_Description of the task_: Pull each line holding the word "lebih" from the data.

Data records:
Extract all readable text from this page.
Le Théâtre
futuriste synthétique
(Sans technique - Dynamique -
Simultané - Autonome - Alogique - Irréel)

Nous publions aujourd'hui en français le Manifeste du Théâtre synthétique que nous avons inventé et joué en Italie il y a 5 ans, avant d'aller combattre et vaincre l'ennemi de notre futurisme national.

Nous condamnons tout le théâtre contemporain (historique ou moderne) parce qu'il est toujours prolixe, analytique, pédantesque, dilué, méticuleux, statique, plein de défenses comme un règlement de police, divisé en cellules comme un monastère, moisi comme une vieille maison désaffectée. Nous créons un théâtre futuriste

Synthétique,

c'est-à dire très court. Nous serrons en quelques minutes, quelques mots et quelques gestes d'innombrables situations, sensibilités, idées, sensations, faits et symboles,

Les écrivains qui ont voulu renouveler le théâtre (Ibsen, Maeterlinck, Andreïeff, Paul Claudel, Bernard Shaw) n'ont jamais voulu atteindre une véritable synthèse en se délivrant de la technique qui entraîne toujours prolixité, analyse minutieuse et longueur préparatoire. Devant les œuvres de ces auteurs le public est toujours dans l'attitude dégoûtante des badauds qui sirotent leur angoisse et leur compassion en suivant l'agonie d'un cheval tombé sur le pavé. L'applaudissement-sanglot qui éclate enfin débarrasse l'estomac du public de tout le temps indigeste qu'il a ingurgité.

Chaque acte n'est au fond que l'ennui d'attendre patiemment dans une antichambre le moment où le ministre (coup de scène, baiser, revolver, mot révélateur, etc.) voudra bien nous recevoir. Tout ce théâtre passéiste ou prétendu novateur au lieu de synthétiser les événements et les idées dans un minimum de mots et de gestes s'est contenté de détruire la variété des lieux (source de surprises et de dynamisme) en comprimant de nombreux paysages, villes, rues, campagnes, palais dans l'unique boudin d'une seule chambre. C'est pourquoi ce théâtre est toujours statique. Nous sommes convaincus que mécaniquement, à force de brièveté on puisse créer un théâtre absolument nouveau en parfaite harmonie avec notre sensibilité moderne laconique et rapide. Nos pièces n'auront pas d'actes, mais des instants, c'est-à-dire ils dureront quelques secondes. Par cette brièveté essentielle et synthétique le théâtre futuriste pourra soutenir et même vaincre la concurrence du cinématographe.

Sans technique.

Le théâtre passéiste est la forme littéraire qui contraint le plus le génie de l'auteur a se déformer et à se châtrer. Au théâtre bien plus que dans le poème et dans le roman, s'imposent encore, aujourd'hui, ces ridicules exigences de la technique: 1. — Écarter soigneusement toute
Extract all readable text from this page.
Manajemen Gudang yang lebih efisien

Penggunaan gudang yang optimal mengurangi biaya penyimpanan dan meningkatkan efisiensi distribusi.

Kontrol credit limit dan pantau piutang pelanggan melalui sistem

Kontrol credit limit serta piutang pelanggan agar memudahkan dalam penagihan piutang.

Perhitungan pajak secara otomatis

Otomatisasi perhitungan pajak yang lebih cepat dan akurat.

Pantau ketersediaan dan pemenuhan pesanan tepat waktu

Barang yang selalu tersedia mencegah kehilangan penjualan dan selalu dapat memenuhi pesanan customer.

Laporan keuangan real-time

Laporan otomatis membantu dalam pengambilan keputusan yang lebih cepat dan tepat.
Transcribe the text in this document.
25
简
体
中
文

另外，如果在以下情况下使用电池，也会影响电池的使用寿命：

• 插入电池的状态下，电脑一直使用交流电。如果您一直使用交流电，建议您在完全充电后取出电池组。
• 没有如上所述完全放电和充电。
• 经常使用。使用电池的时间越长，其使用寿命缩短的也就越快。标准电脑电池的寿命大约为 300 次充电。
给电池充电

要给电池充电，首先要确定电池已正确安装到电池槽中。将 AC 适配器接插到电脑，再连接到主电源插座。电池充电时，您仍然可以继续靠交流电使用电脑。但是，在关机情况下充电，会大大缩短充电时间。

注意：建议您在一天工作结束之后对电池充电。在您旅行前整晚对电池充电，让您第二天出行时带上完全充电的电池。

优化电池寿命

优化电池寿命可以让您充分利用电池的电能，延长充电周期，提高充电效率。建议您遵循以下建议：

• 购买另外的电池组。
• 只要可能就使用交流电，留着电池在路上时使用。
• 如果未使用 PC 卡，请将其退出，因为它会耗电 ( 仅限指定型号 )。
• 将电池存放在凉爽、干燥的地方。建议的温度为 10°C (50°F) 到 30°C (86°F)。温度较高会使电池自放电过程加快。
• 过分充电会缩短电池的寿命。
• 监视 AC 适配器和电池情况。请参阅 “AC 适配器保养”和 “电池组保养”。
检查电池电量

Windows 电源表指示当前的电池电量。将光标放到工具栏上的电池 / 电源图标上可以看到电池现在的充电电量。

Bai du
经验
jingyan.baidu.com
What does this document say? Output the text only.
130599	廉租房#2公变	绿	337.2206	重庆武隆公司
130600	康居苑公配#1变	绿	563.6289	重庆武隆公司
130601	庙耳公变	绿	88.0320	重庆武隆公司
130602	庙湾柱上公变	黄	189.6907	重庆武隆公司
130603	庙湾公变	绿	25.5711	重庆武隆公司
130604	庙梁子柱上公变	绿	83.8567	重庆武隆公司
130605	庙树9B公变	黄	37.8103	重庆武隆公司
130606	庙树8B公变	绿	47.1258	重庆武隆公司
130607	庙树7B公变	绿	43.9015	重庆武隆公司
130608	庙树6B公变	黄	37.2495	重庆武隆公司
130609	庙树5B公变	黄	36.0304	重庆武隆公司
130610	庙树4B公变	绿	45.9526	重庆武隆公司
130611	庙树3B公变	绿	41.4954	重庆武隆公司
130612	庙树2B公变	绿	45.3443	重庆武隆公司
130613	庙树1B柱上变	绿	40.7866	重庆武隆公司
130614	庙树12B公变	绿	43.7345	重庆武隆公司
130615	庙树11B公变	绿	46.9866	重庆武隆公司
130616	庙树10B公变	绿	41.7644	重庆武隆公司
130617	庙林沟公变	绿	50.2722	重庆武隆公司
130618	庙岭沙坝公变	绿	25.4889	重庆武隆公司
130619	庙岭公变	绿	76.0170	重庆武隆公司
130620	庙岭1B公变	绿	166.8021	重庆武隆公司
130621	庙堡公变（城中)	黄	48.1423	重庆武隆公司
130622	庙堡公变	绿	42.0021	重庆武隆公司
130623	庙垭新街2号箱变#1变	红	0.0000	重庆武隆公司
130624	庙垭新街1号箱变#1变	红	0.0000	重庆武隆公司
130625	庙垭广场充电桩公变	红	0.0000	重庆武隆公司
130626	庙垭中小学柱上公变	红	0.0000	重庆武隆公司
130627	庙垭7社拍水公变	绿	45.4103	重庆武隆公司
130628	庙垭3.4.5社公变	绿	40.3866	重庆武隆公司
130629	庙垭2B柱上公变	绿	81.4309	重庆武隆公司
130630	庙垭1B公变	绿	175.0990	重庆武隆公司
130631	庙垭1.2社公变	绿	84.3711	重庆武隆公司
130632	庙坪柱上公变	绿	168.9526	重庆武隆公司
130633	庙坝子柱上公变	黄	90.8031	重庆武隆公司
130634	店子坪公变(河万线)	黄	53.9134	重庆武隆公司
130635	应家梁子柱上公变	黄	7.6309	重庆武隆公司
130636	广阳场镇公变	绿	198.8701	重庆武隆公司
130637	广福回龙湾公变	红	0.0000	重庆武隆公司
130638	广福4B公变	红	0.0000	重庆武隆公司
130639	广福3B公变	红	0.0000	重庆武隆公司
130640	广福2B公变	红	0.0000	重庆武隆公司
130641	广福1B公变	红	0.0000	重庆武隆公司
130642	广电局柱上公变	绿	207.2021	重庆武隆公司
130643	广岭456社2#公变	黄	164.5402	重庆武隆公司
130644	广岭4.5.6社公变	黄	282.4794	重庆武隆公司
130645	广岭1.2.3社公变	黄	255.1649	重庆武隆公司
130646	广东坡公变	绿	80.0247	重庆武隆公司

_In response_:
Manajemen Gudang yang lebih efisien
Otomatisasi perhitungan pajak yang lebih cepat dan akurat.
Laporan otomatis membantu dalam pengambilan keputusan yang lebih cepat dan tepat.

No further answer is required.